* START Material shown *
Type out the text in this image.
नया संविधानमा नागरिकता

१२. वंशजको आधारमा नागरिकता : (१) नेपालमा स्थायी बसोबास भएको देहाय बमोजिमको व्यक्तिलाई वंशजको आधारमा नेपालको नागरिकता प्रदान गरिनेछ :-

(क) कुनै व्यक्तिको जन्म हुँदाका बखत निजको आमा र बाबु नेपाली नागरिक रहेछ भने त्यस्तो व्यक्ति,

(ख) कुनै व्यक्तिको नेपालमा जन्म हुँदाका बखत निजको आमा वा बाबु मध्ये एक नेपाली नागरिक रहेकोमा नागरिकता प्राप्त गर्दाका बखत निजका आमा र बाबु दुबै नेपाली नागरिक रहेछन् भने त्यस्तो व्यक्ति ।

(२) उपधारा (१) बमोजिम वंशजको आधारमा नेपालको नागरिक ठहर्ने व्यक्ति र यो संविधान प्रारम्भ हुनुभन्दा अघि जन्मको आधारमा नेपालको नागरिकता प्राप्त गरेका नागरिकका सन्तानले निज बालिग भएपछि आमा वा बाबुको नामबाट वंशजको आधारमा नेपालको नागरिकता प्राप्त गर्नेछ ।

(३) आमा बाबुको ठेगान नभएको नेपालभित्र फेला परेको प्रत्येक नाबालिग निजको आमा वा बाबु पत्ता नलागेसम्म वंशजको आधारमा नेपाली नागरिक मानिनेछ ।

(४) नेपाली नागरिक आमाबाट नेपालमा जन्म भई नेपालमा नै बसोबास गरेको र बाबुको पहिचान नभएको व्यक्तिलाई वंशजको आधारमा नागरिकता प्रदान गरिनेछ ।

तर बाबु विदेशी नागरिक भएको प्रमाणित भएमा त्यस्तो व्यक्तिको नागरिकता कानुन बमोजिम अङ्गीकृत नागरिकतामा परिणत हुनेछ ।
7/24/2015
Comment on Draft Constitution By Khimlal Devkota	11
* END Material shown *
Exercise instructions ->
Search the records for the string "नभएक" and return every line in which it occurs.

Solution ->
(३) आमा बाबुको ठेगान नभएको नेपालभित्र फेला परेको प्रत्येक नाबालिग निजको आमा वा बाबु पत्ता नलागेसम्म वंशजको आधारमा नेपाली नागरिक मानिनेछ ।
(४) नेपाली नागरिक आमाबाट नेपालमा जन्म भई नेपालमा नै बसोबास गरेको र बाबुको पहिचान नभएको व्यक्तिलाई वंशजको आधारमा नागरिकता प्रदान गरिनेछ ।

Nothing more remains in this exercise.